[Stored data]
※
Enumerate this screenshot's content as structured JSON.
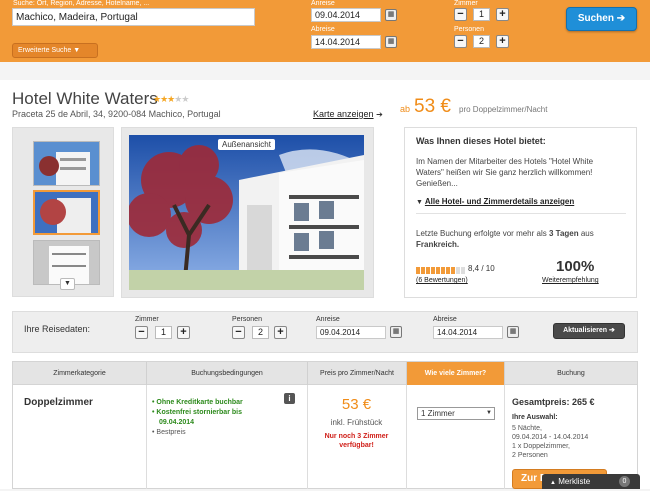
{
  "search": {
    "destination_label": "Suche: Ort, Region, Adresse, Hotelname, ...",
    "destination_value": "Machico, Madeira, Portugal",
    "anreise_label": "Anreise",
    "anreise_value": "09.04.2014",
    "abreise_label": "Abreise",
    "abreise_value": "14.04.2014",
    "zimmer_label": "Zimmer",
    "zimmer_value": "1",
    "personen_label": "Personen",
    "personen_value": "2",
    "search_button": "Suchen",
    "erweiterte_suche": "Erweiterte Suche"
  },
  "hotel": {
    "name": "Hotel White Waters",
    "stars": 3,
    "stars_max": 5,
    "address": "Praceta 25 de Abril, 34, 9200-084 Machico, Portugal",
    "map_link": "Karte anzeigen",
    "price_prefix": "ab",
    "price": "53 €",
    "price_suffix": "pro Doppelzimmer/Nacht",
    "image_badge": "Außenansicht"
  },
  "info": {
    "title": "Was Ihnen dieses Hotel bietet:",
    "text": "Im Namen der Mitarbeiter des Hotels \"Hotel White Waters\" heißen wir Sie ganz herzlich willkommen! Genießen...",
    "details_link": "Alle Hotel- und Zimmerdetails anzeigen",
    "last_booking_pre": "Letzte Buchung erfolgte vor mehr als",
    "last_booking_days": "3 Tagen",
    "last_booking_mid": "aus",
    "last_booking_country": "Frankreich.",
    "rating": "8,4 / 10",
    "rating_fraction": 0.84,
    "reviews_link": "(6 Bewertungen)",
    "recommend_pct": "100%",
    "recommend_link": "Weiterempfehlung"
  },
  "reisedaten": {
    "label": "Ihre Reisedaten:",
    "zimmer_label": "Zimmer",
    "zimmer_value": "1",
    "personen_label": "Personen",
    "personen_value": "2",
    "anreise_label": "Anreise",
    "anreise_value": "09.04.2014",
    "abreise_label": "Abreise",
    "abreise_value": "14.04.2014",
    "update_button": "Aktualisieren"
  },
  "table": {
    "headers": [
      "Zimmerkategorie",
      "Buchungsbedingungen",
      "Preis pro Zimmer/Nacht",
      "Wie viele Zimmer?",
      "Buchung"
    ],
    "room": "Doppelzimmer",
    "conditions": [
      "Ohne Kreditkarte buchbar",
      "Kostenfrei stornierbar bis 09.04.2014",
      "Bestpreis"
    ],
    "price": "53 €",
    "price_note": "inkl. Frühstück",
    "availability": "Nur noch 3 Zimmer verfügbar!",
    "room_select": "1 Zimmer",
    "total_label": "Gesamtpreis: 265 €",
    "selection_title": "Ihre Auswahl:",
    "selection_nights": "5 Nächte,",
    "selection_dates": "09.04.2014 - 14.04.2014",
    "selection_room": "1 x Doppelzimmer,",
    "selection_persons": "2 Personen",
    "book_button": "Zur B",
    "merkliste": "Merkliste",
    "merkliste_count": "0"
  },
  "colors": {
    "orange": "#f29a38",
    "blue": "#1f8fd8",
    "green": "#2d8a1c",
    "red": "#d0201a"
  }
}
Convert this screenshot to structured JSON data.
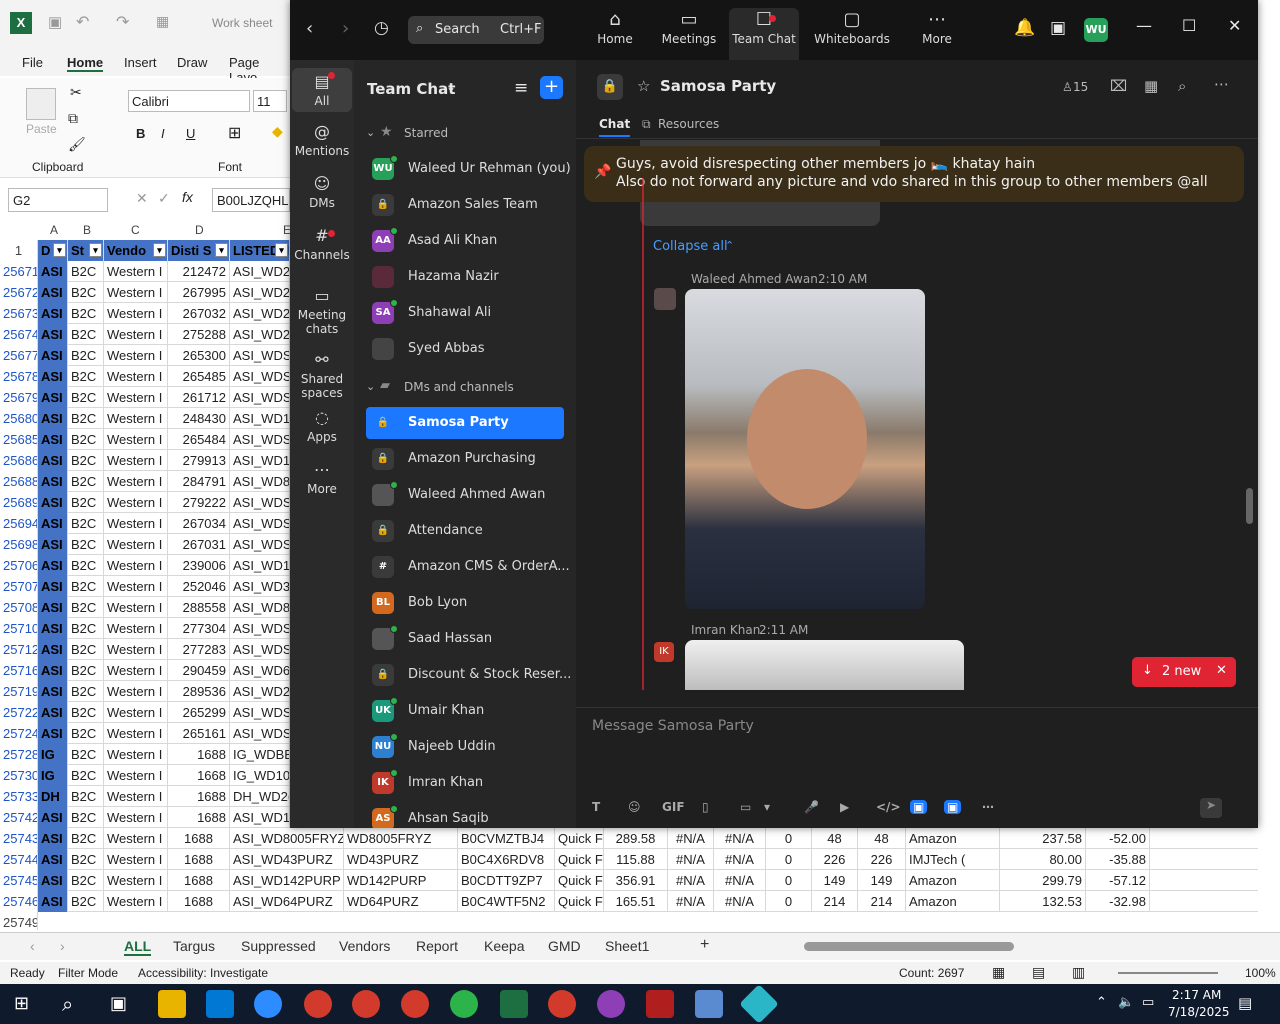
{
  "excel": {
    "quick_title": "Work sheet",
    "tabs": [
      "File",
      "Home",
      "Insert",
      "Draw",
      "Page Layo"
    ],
    "font_name": "Calibri",
    "font_size": "11",
    "groups": [
      "Clipboard",
      "Font"
    ],
    "paste_label": "Paste",
    "name_box": "G2",
    "formula": "B00LJZQHL6",
    "fx": "fx",
    "col_letters": [
      "A",
      "B",
      "C",
      "D",
      "E"
    ],
    "headers": [
      "D",
      "St",
      "Vendo",
      "Disti S",
      "LISTEDSI"
    ],
    "header_row_num": "1",
    "rows": [
      [
        "25671",
        "ASI",
        "B2C",
        "Western I",
        "212472",
        "ASI_WD2"
      ],
      [
        "25672",
        "ASI",
        "B2C",
        "Western I",
        "267995",
        "ASI_WD2"
      ],
      [
        "25673",
        "ASI",
        "B2C",
        "Western I",
        "267032",
        "ASI_WD2"
      ],
      [
        "25674",
        "ASI",
        "B2C",
        "Western I",
        "275288",
        "ASI_WD2"
      ],
      [
        "25677",
        "ASI",
        "B2C",
        "Western I",
        "265300",
        "ASI_WDS"
      ],
      [
        "25678",
        "ASI",
        "B2C",
        "Western I",
        "265485",
        "ASI_WDS"
      ],
      [
        "25679",
        "ASI",
        "B2C",
        "Western I",
        "261712",
        "ASI_WDS"
      ],
      [
        "25680",
        "ASI",
        "B2C",
        "Western I",
        "248430",
        "ASI_WD1"
      ],
      [
        "25685",
        "ASI",
        "B2C",
        "Western I",
        "265484",
        "ASI_WDS"
      ],
      [
        "25686",
        "ASI",
        "B2C",
        "Western I",
        "279913",
        "ASI_WD1"
      ],
      [
        "25688",
        "ASI",
        "B2C",
        "Western I",
        "284791",
        "ASI_WD8"
      ],
      [
        "25689",
        "ASI",
        "B2C",
        "Western I",
        "279222",
        "ASI_WDS"
      ],
      [
        "25694",
        "ASI",
        "B2C",
        "Western I",
        "267034",
        "ASI_WDS"
      ],
      [
        "25698",
        "ASI",
        "B2C",
        "Western I",
        "267031",
        "ASI_WDS"
      ],
      [
        "25706",
        "ASI",
        "B2C",
        "Western I",
        "239006",
        "ASI_WD1"
      ],
      [
        "25707",
        "ASI",
        "B2C",
        "Western I",
        "252046",
        "ASI_WD3"
      ],
      [
        "25708",
        "ASI",
        "B2C",
        "Western I",
        "288558",
        "ASI_WD8"
      ],
      [
        "25710",
        "ASI",
        "B2C",
        "Western I",
        "277304",
        "ASI_WDS"
      ],
      [
        "25712",
        "ASI",
        "B2C",
        "Western I",
        "277283",
        "ASI_WDS"
      ],
      [
        "25716",
        "ASI",
        "B2C",
        "Western I",
        "290459",
        "ASI_WD6"
      ],
      [
        "25719",
        "ASI",
        "B2C",
        "Western I",
        "289536",
        "ASI_WD2"
      ],
      [
        "25722",
        "ASI",
        "B2C",
        "Western I",
        "265299",
        "ASI_WDS"
      ],
      [
        "25724",
        "ASI",
        "B2C",
        "Western I",
        "265161",
        "ASI_WDS"
      ],
      [
        "25728",
        "IG",
        "B2C",
        "Western I",
        "1688",
        "IG_WDBB"
      ],
      [
        "25730",
        "IG",
        "B2C",
        "Western I",
        "1668",
        "IG_WD10"
      ],
      [
        "25733",
        "DH",
        "B2C",
        "Western I",
        "1688",
        "DH_WD2("
      ],
      [
        "25742",
        "ASI",
        "B2C",
        "Western I",
        "1688",
        "ASI_WD1"
      ]
    ],
    "wide_rows": [
      [
        "25743",
        "ASI",
        "B2C",
        "Western I",
        "1688",
        "ASI_WD8005FRYZ",
        "WD8005FRYZ",
        "B0CVMZTBJ4",
        "Quick F",
        "289.58",
        "#N/A",
        "#N/A",
        "0",
        "48",
        "48",
        "Amazon",
        "237.58",
        "-52.00"
      ],
      [
        "25744",
        "ASI",
        "B2C",
        "Western I",
        "1688",
        "ASI_WD43PURZ",
        "WD43PURZ",
        "B0C4X6RDV8",
        "Quick F",
        "115.88",
        "#N/A",
        "#N/A",
        "0",
        "226",
        "226",
        "IMJTech (",
        "80.00",
        "-35.88"
      ],
      [
        "25745",
        "ASI",
        "B2C",
        "Western I",
        "1688",
        "ASI_WD142PURP",
        "WD142PURP",
        "B0CDTT9ZP7",
        "Quick F",
        "356.91",
        "#N/A",
        "#N/A",
        "0",
        "149",
        "149",
        "Amazon",
        "299.79",
        "-57.12"
      ],
      [
        "25746",
        "ASI",
        "B2C",
        "Western I",
        "1688",
        "ASI_WD64PURZ",
        "WD64PURZ",
        "B0C4WTF5N2",
        "Quick F",
        "165.51",
        "#N/A",
        "#N/A",
        "0",
        "214",
        "214",
        "Amazon",
        "132.53",
        "-32.98"
      ]
    ],
    "last_row": "25749",
    "sheets": [
      "ALL",
      "Targus",
      "Suppressed",
      "Vendors",
      "Report",
      "Keepa",
      "GMD",
      "Sheet1"
    ],
    "status": {
      "ready": "Ready",
      "filter": "Filter Mode",
      "access": "Accessibility: Investigate",
      "count": "Count: 2697",
      "zoom": "100%"
    }
  },
  "zoom": {
    "search_label": "Search",
    "search_shortcut": "Ctrl+F",
    "nav": [
      {
        "label": "Home",
        "icon": "⌂"
      },
      {
        "label": "Meetings",
        "icon": "▭"
      },
      {
        "label": "Team Chat",
        "icon": "☐"
      },
      {
        "label": "Whiteboards",
        "icon": "▢"
      },
      {
        "label": "More",
        "icon": "⋯"
      }
    ],
    "avatar": "WU",
    "rail": [
      {
        "label": "All",
        "icon": "▤"
      },
      {
        "label": "Mentions",
        "icon": "@"
      },
      {
        "label": "DMs",
        "icon": "☺"
      },
      {
        "label": "Channels",
        "icon": "#"
      },
      {
        "label": "Meeting chats",
        "icon": "▭"
      },
      {
        "label": "Shared spaces",
        "icon": "⚯"
      },
      {
        "label": "Apps",
        "icon": "◌"
      },
      {
        "label": "More",
        "icon": "⋯"
      }
    ],
    "list_title": "Team Chat",
    "section_starred": "Starred",
    "section_dms": "DMs and channels",
    "starred": [
      {
        "name": "Waleed Ur Rehman (you)",
        "init": "WU",
        "color": "#27a05a",
        "online": true
      },
      {
        "name": "Amazon Sales Team",
        "init": "🔒",
        "color": "#3a3a3a",
        "online": false
      },
      {
        "name": "Asad Ali Khan",
        "init": "AA",
        "color": "#8e3fb5",
        "online": true
      },
      {
        "name": "Hazama Nazir",
        "init": "",
        "color": "#5a2a3a",
        "online": false
      },
      {
        "name": "Shahawal Ali",
        "init": "SA",
        "color": "#8e3fb5",
        "online": true
      },
      {
        "name": "Syed Abbas",
        "init": "",
        "color": "#444",
        "online": false
      }
    ],
    "channels": [
      {
        "name": "Samosa Party",
        "init": "🔒",
        "color": "#1c78ff",
        "online": false,
        "active": true
      },
      {
        "name": "Amazon Purchasing",
        "init": "🔒",
        "color": "#3a3a3a",
        "online": false
      },
      {
        "name": "Waleed Ahmed Awan",
        "init": "",
        "color": "#555",
        "online": true
      },
      {
        "name": "Attendance",
        "init": "🔒",
        "color": "#3a3a3a",
        "online": false
      },
      {
        "name": "Amazon CMS & OrderA...",
        "init": "#",
        "color": "#3a3a3a",
        "online": false
      },
      {
        "name": "Bob Lyon",
        "init": "BL",
        "color": "#d2691e",
        "online": false
      },
      {
        "name": "Saad Hassan",
        "init": "",
        "color": "#555",
        "online": true
      },
      {
        "name": "Discount & Stock Reser...",
        "init": "🔒",
        "color": "#3a3a3a",
        "online": false
      },
      {
        "name": "Umair Khan",
        "init": "UK",
        "color": "#1a9a7a",
        "online": true
      },
      {
        "name": "Najeeb Uddin",
        "init": "NU",
        "color": "#2d7fd0",
        "online": true
      },
      {
        "name": "Imran Khan",
        "init": "IK",
        "color": "#c0392b",
        "online": true
      },
      {
        "name": "Ahsan Saqib",
        "init": "AS",
        "color": "#d2691e",
        "online": true
      }
    ],
    "chat_title": "Samosa Party",
    "member_count": "15",
    "chat_tabs": [
      "Chat",
      "Resources"
    ],
    "pinned_line1": "Guys, avoid disrespecting other members jo 🛌 khatay hain",
    "pinned_line2": "Also do not forward any picture and vdo shared in this group to other members @all",
    "collapse": "Collapse all",
    "msg1_sender": "Waleed Ahmed Awan",
    "msg1_time": "2:10 AM",
    "msg2_sender": "Imran Khan",
    "msg2_time": "2:11 AM",
    "msg2_init": "IK",
    "new_badge": "2 new",
    "input_placeholder": "Message Samosa Party",
    "toolbar": [
      "T",
      "☺",
      "GIF",
      "▯",
      "▭",
      "▾",
      "🎤",
      "▶",
      "</>",
      "▣",
      "▣",
      "⋯"
    ]
  },
  "taskbar": {
    "time": "2:17 AM",
    "date": "7/18/2025"
  },
  "colors": {
    "accent": "#1c78ff",
    "zoom_bg": "#1f1f1f",
    "pin_bg": "#3a2e18",
    "badge_red": "#e02434"
  }
}
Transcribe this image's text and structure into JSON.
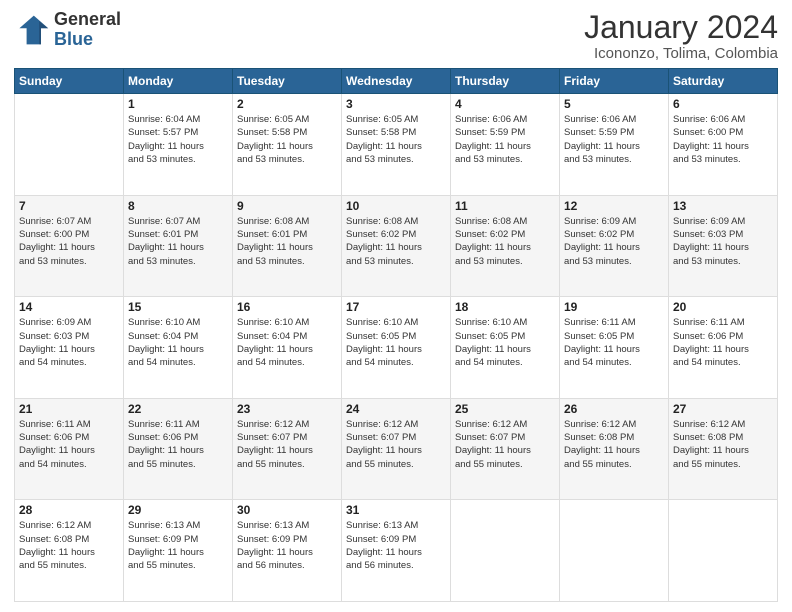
{
  "header": {
    "logo_general": "General",
    "logo_blue": "Blue",
    "month_title": "January 2024",
    "location": "Icononzo, Tolima, Colombia"
  },
  "weekdays": [
    "Sunday",
    "Monday",
    "Tuesday",
    "Wednesday",
    "Thursday",
    "Friday",
    "Saturday"
  ],
  "weeks": [
    [
      {
        "day": "",
        "info": ""
      },
      {
        "day": "1",
        "info": "Sunrise: 6:04 AM\nSunset: 5:57 PM\nDaylight: 11 hours\nand 53 minutes."
      },
      {
        "day": "2",
        "info": "Sunrise: 6:05 AM\nSunset: 5:58 PM\nDaylight: 11 hours\nand 53 minutes."
      },
      {
        "day": "3",
        "info": "Sunrise: 6:05 AM\nSunset: 5:58 PM\nDaylight: 11 hours\nand 53 minutes."
      },
      {
        "day": "4",
        "info": "Sunrise: 6:06 AM\nSunset: 5:59 PM\nDaylight: 11 hours\nand 53 minutes."
      },
      {
        "day": "5",
        "info": "Sunrise: 6:06 AM\nSunset: 5:59 PM\nDaylight: 11 hours\nand 53 minutes."
      },
      {
        "day": "6",
        "info": "Sunrise: 6:06 AM\nSunset: 6:00 PM\nDaylight: 11 hours\nand 53 minutes."
      }
    ],
    [
      {
        "day": "7",
        "info": "Sunrise: 6:07 AM\nSunset: 6:00 PM\nDaylight: 11 hours\nand 53 minutes."
      },
      {
        "day": "8",
        "info": "Sunrise: 6:07 AM\nSunset: 6:01 PM\nDaylight: 11 hours\nand 53 minutes."
      },
      {
        "day": "9",
        "info": "Sunrise: 6:08 AM\nSunset: 6:01 PM\nDaylight: 11 hours\nand 53 minutes."
      },
      {
        "day": "10",
        "info": "Sunrise: 6:08 AM\nSunset: 6:02 PM\nDaylight: 11 hours\nand 53 minutes."
      },
      {
        "day": "11",
        "info": "Sunrise: 6:08 AM\nSunset: 6:02 PM\nDaylight: 11 hours\nand 53 minutes."
      },
      {
        "day": "12",
        "info": "Sunrise: 6:09 AM\nSunset: 6:02 PM\nDaylight: 11 hours\nand 53 minutes."
      },
      {
        "day": "13",
        "info": "Sunrise: 6:09 AM\nSunset: 6:03 PM\nDaylight: 11 hours\nand 53 minutes."
      }
    ],
    [
      {
        "day": "14",
        "info": "Sunrise: 6:09 AM\nSunset: 6:03 PM\nDaylight: 11 hours\nand 54 minutes."
      },
      {
        "day": "15",
        "info": "Sunrise: 6:10 AM\nSunset: 6:04 PM\nDaylight: 11 hours\nand 54 minutes."
      },
      {
        "day": "16",
        "info": "Sunrise: 6:10 AM\nSunset: 6:04 PM\nDaylight: 11 hours\nand 54 minutes."
      },
      {
        "day": "17",
        "info": "Sunrise: 6:10 AM\nSunset: 6:05 PM\nDaylight: 11 hours\nand 54 minutes."
      },
      {
        "day": "18",
        "info": "Sunrise: 6:10 AM\nSunset: 6:05 PM\nDaylight: 11 hours\nand 54 minutes."
      },
      {
        "day": "19",
        "info": "Sunrise: 6:11 AM\nSunset: 6:05 PM\nDaylight: 11 hours\nand 54 minutes."
      },
      {
        "day": "20",
        "info": "Sunrise: 6:11 AM\nSunset: 6:06 PM\nDaylight: 11 hours\nand 54 minutes."
      }
    ],
    [
      {
        "day": "21",
        "info": "Sunrise: 6:11 AM\nSunset: 6:06 PM\nDaylight: 11 hours\nand 54 minutes."
      },
      {
        "day": "22",
        "info": "Sunrise: 6:11 AM\nSunset: 6:06 PM\nDaylight: 11 hours\nand 55 minutes."
      },
      {
        "day": "23",
        "info": "Sunrise: 6:12 AM\nSunset: 6:07 PM\nDaylight: 11 hours\nand 55 minutes."
      },
      {
        "day": "24",
        "info": "Sunrise: 6:12 AM\nSunset: 6:07 PM\nDaylight: 11 hours\nand 55 minutes."
      },
      {
        "day": "25",
        "info": "Sunrise: 6:12 AM\nSunset: 6:07 PM\nDaylight: 11 hours\nand 55 minutes."
      },
      {
        "day": "26",
        "info": "Sunrise: 6:12 AM\nSunset: 6:08 PM\nDaylight: 11 hours\nand 55 minutes."
      },
      {
        "day": "27",
        "info": "Sunrise: 6:12 AM\nSunset: 6:08 PM\nDaylight: 11 hours\nand 55 minutes."
      }
    ],
    [
      {
        "day": "28",
        "info": "Sunrise: 6:12 AM\nSunset: 6:08 PM\nDaylight: 11 hours\nand 55 minutes."
      },
      {
        "day": "29",
        "info": "Sunrise: 6:13 AM\nSunset: 6:09 PM\nDaylight: 11 hours\nand 55 minutes."
      },
      {
        "day": "30",
        "info": "Sunrise: 6:13 AM\nSunset: 6:09 PM\nDaylight: 11 hours\nand 56 minutes."
      },
      {
        "day": "31",
        "info": "Sunrise: 6:13 AM\nSunset: 6:09 PM\nDaylight: 11 hours\nand 56 minutes."
      },
      {
        "day": "",
        "info": ""
      },
      {
        "day": "",
        "info": ""
      },
      {
        "day": "",
        "info": ""
      }
    ]
  ]
}
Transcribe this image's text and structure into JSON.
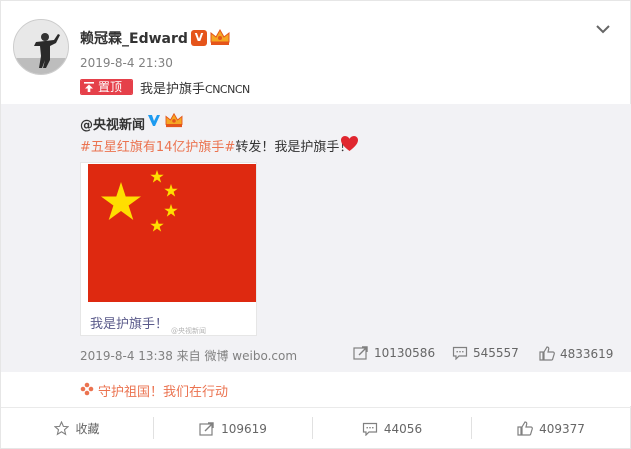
{
  "post": {
    "username": "赖冠霖_Edward",
    "verified_badge": "V",
    "timestamp": "2019-8-4 21:30",
    "pin_label": "置顶",
    "text_main": "我是护旗手",
    "text_suffix": "CNCNCN",
    "menu_icon": "chevron-down-icon"
  },
  "repost": {
    "original_user": "@央视新闻",
    "hashtag": "#五星红旗有14亿护旗手#",
    "text_after": "转发！我是护旗手！",
    "image_caption": "我是护旗手！",
    "image_watermark": "@央视新闻",
    "meta": "2019-8-4 13:38 来自 微博 weibo.com",
    "reposts": "10130586",
    "comments": "545557",
    "likes": "4833619"
  },
  "topic": {
    "text": "守护祖国！我们在行动"
  },
  "actions": {
    "favorite_label": "收藏",
    "repost_count": "109619",
    "comment_count": "44056",
    "like_count": "409377"
  },
  "colors": {
    "accent": "#eb7350",
    "flag_red": "#de2910",
    "flag_star": "#ffde00",
    "pin_red": "#e5404a",
    "verified_orange": "#e5541b",
    "verified_blue": "#1d9bf0"
  }
}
※
## [WHAT IS ASKED]
From the material above, gather all lines that include the string "Portugal" and copy them.

## [ANSWER TO THE EXERCISE]
    "destination_value": "Machico, Madeira, Portugal",
    "address": "Praceta 25 de Abril, 34, 9200-084 Machico, Portugal",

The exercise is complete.